#### Problem details
Transcribe the lines below verbatim, skipping the images.

#### Material for the task
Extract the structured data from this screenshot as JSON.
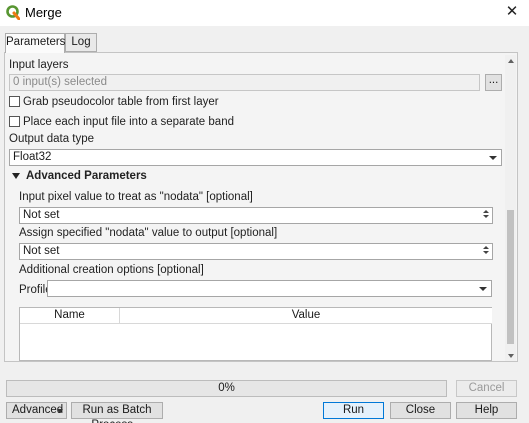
{
  "window": {
    "title": "Merge"
  },
  "tabs": [
    {
      "label": "Parameters"
    },
    {
      "label": "Log"
    }
  ],
  "params": {
    "input_layers_label": "Input layers",
    "input_layers_value": "0 input(s) selected",
    "browse_label": "...",
    "grab_pseudocolor_label": "Grab pseudocolor table from first layer",
    "separate_band_label": "Place each input file into a separate band",
    "output_data_type_label": "Output data type",
    "output_data_type_value": "Float32",
    "advanced_header": "Advanced Parameters",
    "nodata_input_label": "Input pixel value to treat as \"nodata\" [optional]",
    "nodata_input_value": "Not set",
    "nodata_output_label": "Assign specified \"nodata\" value to output [optional]",
    "nodata_output_value": "Not set",
    "creation_options_label": "Additional creation options [optional]",
    "profile_label": "Profile",
    "profile_value": ""
  },
  "table": {
    "headers": [
      "Name",
      "Value"
    ]
  },
  "progress": {
    "text": "0%",
    "value": 0
  },
  "buttons": {
    "cancel": "Cancel",
    "advanced": "Advanced",
    "batch": "Run as Batch Process...",
    "run": "Run",
    "close": "Close",
    "help": "Help"
  }
}
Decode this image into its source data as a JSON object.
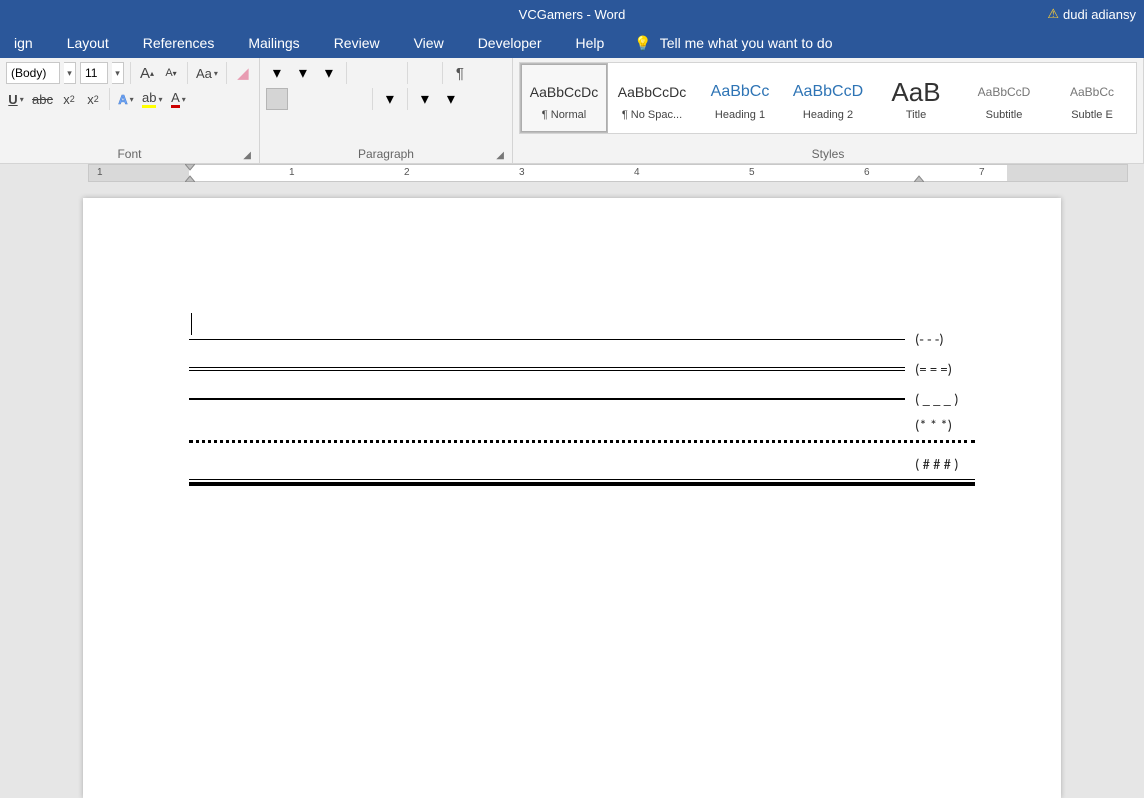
{
  "titlebar": {
    "title": "VCGamers  -  Word",
    "user": "dudi adiansy"
  },
  "menubar": {
    "tabs": [
      "ign",
      "Layout",
      "References",
      "Mailings",
      "Review",
      "View",
      "Developer",
      "Help"
    ],
    "tellme": "Tell me what you want to do"
  },
  "font": {
    "group_label": "Font",
    "name": "(Body)",
    "size": "11",
    "grow": "A",
    "shrink": "A",
    "case": "Aa",
    "underline": "U",
    "strike": "abc",
    "sub": "x",
    "sub_idx": "2",
    "sup": "x",
    "sup_idx": "2",
    "effects": "A",
    "highlight": "ab",
    "color": "A"
  },
  "paragraph": {
    "group_label": "Paragraph"
  },
  "styles": {
    "group_label": "Styles",
    "items": [
      {
        "preview": "AaBbCcDc",
        "name": "¶ Normal",
        "kind": "normal",
        "selected": true
      },
      {
        "preview": "AaBbCcDc",
        "name": "¶ No Spac...",
        "kind": "normal"
      },
      {
        "preview": "AaBbCc",
        "name": "Heading 1",
        "kind": "blue"
      },
      {
        "preview": "AaBbCcD",
        "name": "Heading 2",
        "kind": "blue"
      },
      {
        "preview": "AaB",
        "name": "Title",
        "kind": "title"
      },
      {
        "preview": "AaBbCcD",
        "name": "Subtitle",
        "kind": "subtle"
      },
      {
        "preview": "AaBbCc",
        "name": "Subtle E",
        "kind": "subtle"
      }
    ]
  },
  "ruler": {
    "numbers": [
      "1",
      "1",
      "2",
      "3",
      "4",
      "5",
      "6",
      "7"
    ]
  },
  "doc": {
    "lines": [
      {
        "type": "thin",
        "label": "(- - -)"
      },
      {
        "type": "double",
        "label": "(= = =)"
      },
      {
        "type": "thick",
        "label": "( _ _ _ )"
      },
      {
        "type": "stars",
        "label": "(* * *)"
      },
      {
        "type": "dotted",
        "label": ""
      },
      {
        "type": "hash",
        "label": "( # # # )"
      },
      {
        "type": "triple",
        "label": ""
      }
    ]
  }
}
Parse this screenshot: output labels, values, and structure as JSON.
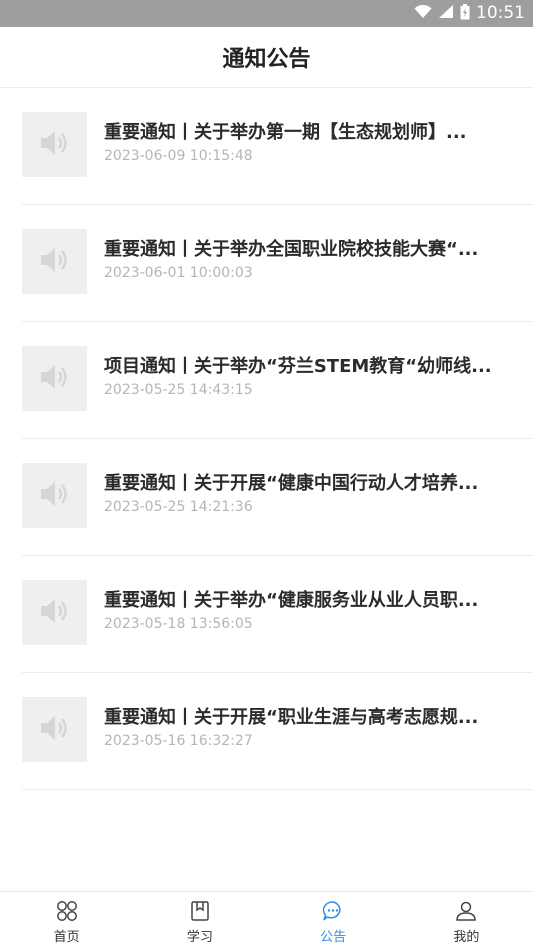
{
  "status_bar": {
    "time": "10:51",
    "icons": [
      "wifi-icon",
      "signal-icon",
      "battery-icon"
    ]
  },
  "header": {
    "title": "通知公告"
  },
  "notices": [
    {
      "title": "重要通知丨关于举办第一期【生态规划师】...",
      "time": "2023-06-09 10:15:48",
      "icon": "speaker-icon"
    },
    {
      "title": "重要通知丨关于举办全国职业院校技能大赛“...",
      "time": "2023-06-01 10:00:03",
      "icon": "speaker-icon"
    },
    {
      "title": "项目通知丨关于举办“芬兰STEM教育“幼师线...",
      "time": "2023-05-25 14:43:15",
      "icon": "speaker-icon"
    },
    {
      "title": "重要通知丨关于开展“健康中国行动人才培养...",
      "time": "2023-05-25 14:21:36",
      "icon": "speaker-icon"
    },
    {
      "title": "重要通知丨关于举办“健康服务业从业人员职...",
      "time": "2023-05-18 13:56:05",
      "icon": "speaker-icon"
    },
    {
      "title": "重要通知丨关于开展“职业生涯与高考志愿规...",
      "time": "2023-05-16 16:32:27",
      "icon": "speaker-icon"
    }
  ],
  "tabbar": {
    "tabs": [
      {
        "label": "首页",
        "icon": "home-grid-icon",
        "active": false
      },
      {
        "label": "学习",
        "icon": "book-icon",
        "active": false
      },
      {
        "label": "公告",
        "icon": "chat-bubble-icon",
        "active": true
      },
      {
        "label": "我的",
        "icon": "user-icon",
        "active": false
      }
    ]
  },
  "colors": {
    "status_bar_bg": "#9e9e9e",
    "accent": "#2d8cf0",
    "title_text": "#2b2b2b",
    "time_text": "#b5b5b5",
    "thumb_bg": "#efefef"
  }
}
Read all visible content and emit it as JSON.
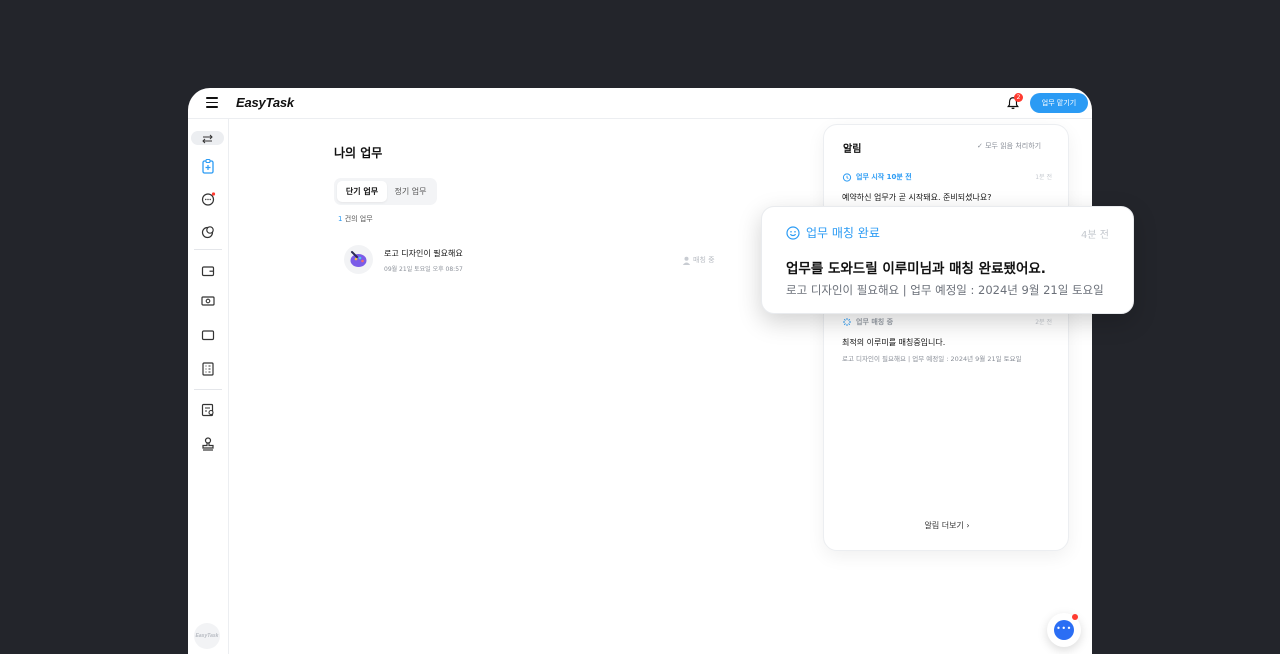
{
  "app": {
    "logo": "EasyTask",
    "notification_count": "2",
    "request_button": "업무 맡기기",
    "sidebar_logo": "EasyTask"
  },
  "main": {
    "title": "나의 업무",
    "tabs": [
      {
        "label": "단기 업무",
        "active": true
      },
      {
        "label": "정기 업무",
        "active": false
      }
    ],
    "count_number": "1",
    "count_text": " 건의 업무",
    "tasks": [
      {
        "title": "로고 디자인이 필요해요",
        "date": "09월 21일 토요일 오후 08:57",
        "status": "매칭 중"
      }
    ]
  },
  "notifications": {
    "title": "알림",
    "read_all": "모두 읽음 처리하기",
    "items": [
      {
        "type": "업무 시작 10분 전",
        "time": "1분 전",
        "message": "예약하신 업무가 곧 시작돼요. 준비되셨나요?"
      },
      {
        "type": "업무 매칭 중",
        "time": "2분 전",
        "message": "최적의 이루미를 매칭중입니다.",
        "sub": "로고 디자인이 필요해요 | 업무 예정일 : 2024년 9월 21일 토요일"
      }
    ],
    "more": "알림 더보기"
  },
  "toast": {
    "type": "업무 매칭 완료",
    "time": "4분 전",
    "message": "업무를 도와드릴 이루미님과 매칭 완료됐어요.",
    "sub": "로고 디자인이 필요해요 | 업무 예정일 : 2024년 9월 21일 토요일"
  },
  "colors": {
    "accent": "#2b9bf4",
    "background": "#23252b",
    "badge": "#ff3b30",
    "chat": "#2b6ef4"
  },
  "icons": [
    "menu-icon",
    "bell-icon",
    "switch-icon",
    "task-clipboard-icon",
    "chat-bubble-icon",
    "coin-icon",
    "wallet-icon",
    "cash-icon",
    "card-icon",
    "receipt-icon",
    "certificate-icon",
    "stamp-icon",
    "alarm-icon",
    "smile-icon",
    "loading-icon",
    "chevron-right-icon",
    "check-icon",
    "person-icon"
  ]
}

#### Correct output
Extract the structured data from this screenshot as JSON.
{
  "window": {
    "title": "Merge"
  },
  "tabs": [
    {
      "label": "Parameters"
    },
    {
      "label": "Log"
    }
  ],
  "params": {
    "input_layers_label": "Input layers",
    "input_layers_value": "0 input(s) selected",
    "browse_label": "...",
    "grab_pseudocolor_label": "Grab pseudocolor table from first layer",
    "separate_band_label": "Place each input file into a separate band",
    "output_data_type_label": "Output data type",
    "output_data_type_value": "Float32",
    "advanced_header": "Advanced Parameters",
    "nodata_input_label": "Input pixel value to treat as \"nodata\" [optional]",
    "nodata_input_value": "Not set",
    "nodata_output_label": "Assign specified \"nodata\" value to output [optional]",
    "nodata_output_value": "Not set",
    "creation_options_label": "Additional creation options [optional]",
    "profile_label": "Profile",
    "profile_value": ""
  },
  "table": {
    "headers": [
      "Name",
      "Value"
    ]
  },
  "progress": {
    "text": "0%",
    "value": 0
  },
  "buttons": {
    "cancel": "Cancel",
    "advanced": "Advanced",
    "batch": "Run as Batch Process...",
    "run": "Run",
    "close": "Close",
    "help": "Help"
  }
}
Decode this image into its source data as a JSON object.
{
  "titlebar": {
    "title": "VCGamers  -  Word",
    "user": "dudi adiansy"
  },
  "menubar": {
    "tabs": [
      "ign",
      "Layout",
      "References",
      "Mailings",
      "Review",
      "View",
      "Developer",
      "Help"
    ],
    "tellme": "Tell me what you want to do"
  },
  "font": {
    "group_label": "Font",
    "name": "(Body)",
    "size": "11",
    "grow": "A",
    "shrink": "A",
    "case": "Aa",
    "underline": "U",
    "strike": "abc",
    "sub": "x",
    "sub_idx": "2",
    "sup": "x",
    "sup_idx": "2",
    "effects": "A",
    "highlight": "ab",
    "color": "A"
  },
  "paragraph": {
    "group_label": "Paragraph"
  },
  "styles": {
    "group_label": "Styles",
    "items": [
      {
        "preview": "AaBbCcDc",
        "name": "¶ Normal",
        "kind": "normal",
        "selected": true
      },
      {
        "preview": "AaBbCcDc",
        "name": "¶ No Spac...",
        "kind": "normal"
      },
      {
        "preview": "AaBbCc",
        "name": "Heading 1",
        "kind": "blue"
      },
      {
        "preview": "AaBbCcD",
        "name": "Heading 2",
        "kind": "blue"
      },
      {
        "preview": "AaB",
        "name": "Title",
        "kind": "title"
      },
      {
        "preview": "AaBbCcD",
        "name": "Subtitle",
        "kind": "subtle"
      },
      {
        "preview": "AaBbCc",
        "name": "Subtle E",
        "kind": "subtle"
      }
    ]
  },
  "ruler": {
    "numbers": [
      "1",
      "1",
      "2",
      "3",
      "4",
      "5",
      "6",
      "7"
    ]
  },
  "doc": {
    "lines": [
      {
        "type": "thin",
        "label": "(- - -)"
      },
      {
        "type": "double",
        "label": "(= = =)"
      },
      {
        "type": "thick",
        "label": "( _ _ _ )"
      },
      {
        "type": "stars",
        "label": "(* * *)"
      },
      {
        "type": "dotted",
        "label": ""
      },
      {
        "type": "hash",
        "label": "( # # # )"
      },
      {
        "type": "triple",
        "label": ""
      }
    ]
  }
}
Parse this screenshot: output labels, values, and structure as JSON.
{
  "status_bar": {
    "time": "10:51",
    "icons": [
      "wifi-icon",
      "signal-icon",
      "battery-icon"
    ]
  },
  "header": {
    "title": "通知公告"
  },
  "notices": [
    {
      "title": "重要通知丨关于举办第一期【生态规划师】...",
      "time": "2023-06-09 10:15:48",
      "icon": "speaker-icon"
    },
    {
      "title": "重要通知丨关于举办全国职业院校技能大赛“...",
      "time": "2023-06-01 10:00:03",
      "icon": "speaker-icon"
    },
    {
      "title": "项目通知丨关于举办“芬兰STEM教育“幼师线...",
      "time": "2023-05-25 14:43:15",
      "icon": "speaker-icon"
    },
    {
      "title": "重要通知丨关于开展“健康中国行动人才培养...",
      "time": "2023-05-25 14:21:36",
      "icon": "speaker-icon"
    },
    {
      "title": "重要通知丨关于举办“健康服务业从业人员职...",
      "time": "2023-05-18 13:56:05",
      "icon": "speaker-icon"
    },
    {
      "title": "重要通知丨关于开展“职业生涯与高考志愿规...",
      "time": "2023-05-16 16:32:27",
      "icon": "speaker-icon"
    }
  ],
  "tabbar": {
    "tabs": [
      {
        "label": "首页",
        "icon": "home-grid-icon",
        "active": false
      },
      {
        "label": "学习",
        "icon": "book-icon",
        "active": false
      },
      {
        "label": "公告",
        "icon": "chat-bubble-icon",
        "active": true
      },
      {
        "label": "我的",
        "icon": "user-icon",
        "active": false
      }
    ]
  },
  "colors": {
    "status_bar_bg": "#9e9e9e",
    "accent": "#2d8cf0",
    "title_text": "#2b2b2b",
    "time_text": "#b5b5b5",
    "thumb_bg": "#efefef"
  }
}
Read all visible content and emit it as JSON.
{
  "app": {
    "logo": "EasyTask",
    "notification_count": "2",
    "request_button": "업무 맡기기",
    "sidebar_logo": "EasyTask"
  },
  "main": {
    "title": "나의 업무",
    "tabs": [
      {
        "label": "단기 업무",
        "active": true
      },
      {
        "label": "정기 업무",
        "active": false
      }
    ],
    "count_number": "1",
    "count_text": " 건의 업무",
    "tasks": [
      {
        "title": "로고 디자인이 필요해요",
        "date": "09월 21일 토요일 오후 08:57",
        "status": "매칭 중"
      }
    ]
  },
  "notifications": {
    "title": "알림",
    "read_all": "모두 읽음 처리하기",
    "items": [
      {
        "type": "업무 시작 10분 전",
        "time": "1분 전",
        "message": "예약하신 업무가 곧 시작돼요. 준비되셨나요?"
      },
      {
        "type": "업무 매칭 중",
        "time": "2분 전",
        "message": "최적의 이루미를 매칭중입니다.",
        "sub": "로고 디자인이 필요해요 | 업무 예정일 : 2024년 9월 21일 토요일"
      }
    ],
    "more": "알림 더보기"
  },
  "toast": {
    "type": "업무 매칭 완료",
    "time": "4분 전",
    "message": "업무를 도와드릴 이루미님과 매칭 완료됐어요.",
    "sub": "로고 디자인이 필요해요 | 업무 예정일 : 2024년 9월 21일 토요일"
  },
  "colors": {
    "accent": "#2b9bf4",
    "background": "#23252b",
    "badge": "#ff3b30",
    "chat": "#2b6ef4"
  },
  "icons": [
    "menu-icon",
    "bell-icon",
    "switch-icon",
    "task-clipboard-icon",
    "chat-bubble-icon",
    "coin-icon",
    "wallet-icon",
    "cash-icon",
    "card-icon",
    "receipt-icon",
    "certificate-icon",
    "stamp-icon",
    "alarm-icon",
    "smile-icon",
    "loading-icon",
    "chevron-right-icon",
    "check-icon",
    "person-icon"
  ]
}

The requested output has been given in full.